Give the records back in full, exactly as they read.

Records from a dataset:
========

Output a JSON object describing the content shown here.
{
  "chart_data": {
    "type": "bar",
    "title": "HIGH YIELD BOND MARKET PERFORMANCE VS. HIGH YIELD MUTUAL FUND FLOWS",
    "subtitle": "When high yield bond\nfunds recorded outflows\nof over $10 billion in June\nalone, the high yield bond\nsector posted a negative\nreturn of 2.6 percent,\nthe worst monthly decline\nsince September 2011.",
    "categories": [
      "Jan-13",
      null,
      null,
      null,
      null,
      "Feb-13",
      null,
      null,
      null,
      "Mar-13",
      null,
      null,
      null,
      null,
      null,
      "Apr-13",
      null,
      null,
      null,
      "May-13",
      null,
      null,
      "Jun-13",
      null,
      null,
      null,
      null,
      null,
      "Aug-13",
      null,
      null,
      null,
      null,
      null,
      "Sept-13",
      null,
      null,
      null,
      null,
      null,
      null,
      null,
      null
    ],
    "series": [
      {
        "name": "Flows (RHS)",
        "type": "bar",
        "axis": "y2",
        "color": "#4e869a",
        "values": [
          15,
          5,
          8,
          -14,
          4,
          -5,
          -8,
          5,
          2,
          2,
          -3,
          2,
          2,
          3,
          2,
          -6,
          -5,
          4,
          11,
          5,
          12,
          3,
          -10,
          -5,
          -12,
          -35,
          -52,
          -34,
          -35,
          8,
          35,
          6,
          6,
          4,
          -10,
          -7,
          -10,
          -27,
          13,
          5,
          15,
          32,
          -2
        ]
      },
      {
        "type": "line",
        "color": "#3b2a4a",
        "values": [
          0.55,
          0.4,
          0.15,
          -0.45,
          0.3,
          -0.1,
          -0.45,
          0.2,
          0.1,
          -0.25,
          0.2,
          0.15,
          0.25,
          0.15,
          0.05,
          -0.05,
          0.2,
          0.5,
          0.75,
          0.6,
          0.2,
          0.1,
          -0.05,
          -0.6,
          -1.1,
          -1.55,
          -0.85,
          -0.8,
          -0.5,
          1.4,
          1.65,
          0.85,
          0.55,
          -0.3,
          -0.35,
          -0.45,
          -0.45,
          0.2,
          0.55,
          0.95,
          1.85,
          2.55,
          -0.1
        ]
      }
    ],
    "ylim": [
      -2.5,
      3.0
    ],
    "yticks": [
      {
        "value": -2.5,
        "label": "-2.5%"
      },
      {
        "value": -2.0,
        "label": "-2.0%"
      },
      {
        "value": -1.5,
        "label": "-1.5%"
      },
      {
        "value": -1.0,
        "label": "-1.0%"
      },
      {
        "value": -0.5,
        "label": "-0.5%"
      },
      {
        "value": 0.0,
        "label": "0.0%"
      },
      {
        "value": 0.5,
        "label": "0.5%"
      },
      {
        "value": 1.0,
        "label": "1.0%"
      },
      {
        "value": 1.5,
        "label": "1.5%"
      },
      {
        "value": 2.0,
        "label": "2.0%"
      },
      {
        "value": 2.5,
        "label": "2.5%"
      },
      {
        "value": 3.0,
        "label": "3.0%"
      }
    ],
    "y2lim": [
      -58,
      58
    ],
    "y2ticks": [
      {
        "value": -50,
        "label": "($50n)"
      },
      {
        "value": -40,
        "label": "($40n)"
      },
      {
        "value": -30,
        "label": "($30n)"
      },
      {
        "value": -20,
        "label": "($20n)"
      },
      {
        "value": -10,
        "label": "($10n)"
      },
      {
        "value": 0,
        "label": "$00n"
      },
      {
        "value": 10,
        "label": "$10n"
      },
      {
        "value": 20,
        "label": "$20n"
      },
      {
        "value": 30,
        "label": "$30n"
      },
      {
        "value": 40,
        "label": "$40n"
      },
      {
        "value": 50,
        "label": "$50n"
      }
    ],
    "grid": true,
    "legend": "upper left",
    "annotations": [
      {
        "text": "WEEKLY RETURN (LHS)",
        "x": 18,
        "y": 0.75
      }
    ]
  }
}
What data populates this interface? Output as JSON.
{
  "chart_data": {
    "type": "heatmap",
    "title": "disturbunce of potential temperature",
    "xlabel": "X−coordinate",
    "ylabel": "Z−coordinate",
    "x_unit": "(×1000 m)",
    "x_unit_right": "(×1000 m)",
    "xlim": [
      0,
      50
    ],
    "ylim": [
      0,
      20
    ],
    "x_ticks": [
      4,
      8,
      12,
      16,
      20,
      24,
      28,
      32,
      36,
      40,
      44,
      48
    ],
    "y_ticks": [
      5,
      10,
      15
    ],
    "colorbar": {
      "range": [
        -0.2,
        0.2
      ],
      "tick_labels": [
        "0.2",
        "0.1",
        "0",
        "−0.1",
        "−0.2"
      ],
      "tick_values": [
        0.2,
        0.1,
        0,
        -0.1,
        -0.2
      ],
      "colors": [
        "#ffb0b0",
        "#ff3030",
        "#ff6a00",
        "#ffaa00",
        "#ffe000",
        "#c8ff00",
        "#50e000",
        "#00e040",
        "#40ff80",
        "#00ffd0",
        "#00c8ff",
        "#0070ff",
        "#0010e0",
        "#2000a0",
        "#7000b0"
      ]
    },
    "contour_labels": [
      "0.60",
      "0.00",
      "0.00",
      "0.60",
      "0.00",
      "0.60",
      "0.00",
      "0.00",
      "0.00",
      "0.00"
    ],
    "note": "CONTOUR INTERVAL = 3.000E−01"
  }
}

========

Output for this exercise:
Output a JSON object describing the content shown here.
{
  "chart_data": {
    "type": "bar",
    "title": "HIGH YIELD BOND MARKET PERFORMANCE VS. HIGH YIELD MUTUAL FUND FLOWS",
    "subtitle": "When high yield bond\nfunds recorded outflows\nof over $10 billion in June\nalone, the high yield bond\nsector posted a negative\nreturn of 2.6 percent,\nthe worst monthly decline\nsince September 2011.",
    "categories": [
      "Jan-13",
      null,
      null,
      null,
      null,
      "Feb-13",
      null,
      null,
      null,
      "Mar-13",
      null,
      null,
      null,
      null,
      null,
      "Apr-13",
      null,
      null,
      null,
      "May-13",
      null,
      null,
      "Jun-13",
      null,
      null,
      null,
      null,
      null,
      "Aug-13",
      null,
      null,
      null,
      null,
      null,
      "Sept-13",
      null,
      null,
      null,
      null,
      null,
      null,
      null,
      null
    ],
    "series": [
      {
        "name": "Flows (RHS)",
        "type": "bar",
        "axis": "y2",
        "color": "#4e869a",
        "values": [
          15,
          5,
          8,
          -14,
          4,
          -5,
          -8,
          5,
          2,
          2,
          -3,
          2,
          2,
          3,
          2,
          -6,
          -5,
          4,
          11,
          5,
          12,
          3,
          -10,
          -5,
          -12,
          -35,
          -52,
          -34,
          -35,
          8,
          35,
          6,
          6,
          4,
          -10,
          -7,
          -10,
          -27,
          13,
          5,
          15,
          32,
          -2
        ]
      },
      {
        "type": "line",
        "color": "#3b2a4a",
        "values": [
          0.55,
          0.4,
          0.15,
          -0.45,
          0.3,
          -0.1,
          -0.45,
          0.2,
          0.1,
          -0.25,
          0.2,
          0.15,
          0.25,
          0.15,
          0.05,
          -0.05,
          0.2,
          0.5,
          0.75,
          0.6,
          0.2,
          0.1,
          -0.05,
          -0.6,
          -1.1,
          -1.55,
          -0.85,
          -0.8,
          -0.5,
          1.4,
          1.65,
          0.85,
          0.55,
          -0.3,
          -0.35,
          -0.45,
          -0.45,
          0.2,
          0.55,
          0.95,
          1.85,
          2.55,
          -0.1
        ]
      }
    ],
    "ylim": [
      -2.5,
      3.0
    ],
    "yticks": [
      {
        "value": -2.5,
        "label": "-2.5%"
      },
      {
        "value": -2.0,
        "label": "-2.0%"
      },
      {
        "value": -1.5,
        "label": "-1.5%"
      },
      {
        "value": -1.0,
        "label": "-1.0%"
      },
      {
        "value": -0.5,
        "label": "-0.5%"
      },
      {
        "value": 0.0,
        "label": "0.0%"
      },
      {
        "value": 0.5,
        "label": "0.5%"
      },
      {
        "value": 1.0,
        "label": "1.0%"
      },
      {
        "value": 1.5,
        "label": "1.5%"
      },
      {
        "value": 2.0,
        "label": "2.0%"
      },
      {
        "value": 2.5,
        "label": "2.5%"
      },
      {
        "value": 3.0,
        "label": "3.0%"
      }
    ],
    "y2lim": [
      -58,
      58
    ],
    "y2ticks": [
      {
        "value": -50,
        "label": "($50n)"
      },
      {
        "value": -40,
        "label": "($40n)"
      },
      {
        "value": -30,
        "label": "($30n)"
      },
      {
        "value": -20,
        "label": "($20n)"
      },
      {
        "value": -10,
        "label": "($10n)"
      },
      {
        "value": 0,
        "label": "$00n"
      },
      {
        "value": 10,
        "label": "$10n"
      },
      {
        "value": 20,
        "label": "$20n"
      },
      {
        "value": 30,
        "label": "$30n"
      },
      {
        "value": 40,
        "label": "$40n"
      },
      {
        "value": 50,
        "label": "$50n"
      }
    ],
    "grid": true,
    "legend": "upper left",
    "annotations": [
      {
        "text": "WEEKLY RETURN (LHS)",
        "x": 18,
        "y": 0.75
      }
    ]
  }
}
What data populates this interface? Output as JSON.
{
  "chart_data": {
    "type": "heatmap",
    "title": "disturbunce of potential temperature",
    "xlabel": "X−coordinate",
    "ylabel": "Z−coordinate",
    "x_unit": "(×1000 m)",
    "x_unit_right": "(×1000 m)",
    "xlim": [
      0,
      50
    ],
    "ylim": [
      0,
      20
    ],
    "x_ticks": [
      4,
      8,
      12,
      16,
      20,
      24,
      28,
      32,
      36,
      40,
      44,
      48
    ],
    "y_ticks": [
      5,
      10,
      15
    ],
    "colorbar": {
      "range": [
        -0.2,
        0.2
      ],
      "tick_labels": [
        "0.2",
        "0.1",
        "0",
        "−0.1",
        "−0.2"
      ],
      "tick_values": [
        0.2,
        0.1,
        0,
        -0.1,
        -0.2
      ],
      "colors": [
        "#ffb0b0",
        "#ff3030",
        "#ff6a00",
        "#ffaa00",
        "#ffe000",
        "#c8ff00",
        "#50e000",
        "#00e040",
        "#40ff80",
        "#00ffd0",
        "#00c8ff",
        "#0070ff",
        "#0010e0",
        "#2000a0",
        "#7000b0"
      ]
    },
    "contour_labels": [
      "0.60",
      "0.00",
      "0.00",
      "0.60",
      "0.00",
      "0.60",
      "0.00",
      "0.00",
      "0.00",
      "0.00"
    ],
    "note": "CONTOUR INTERVAL = 3.000E−01"
  }
}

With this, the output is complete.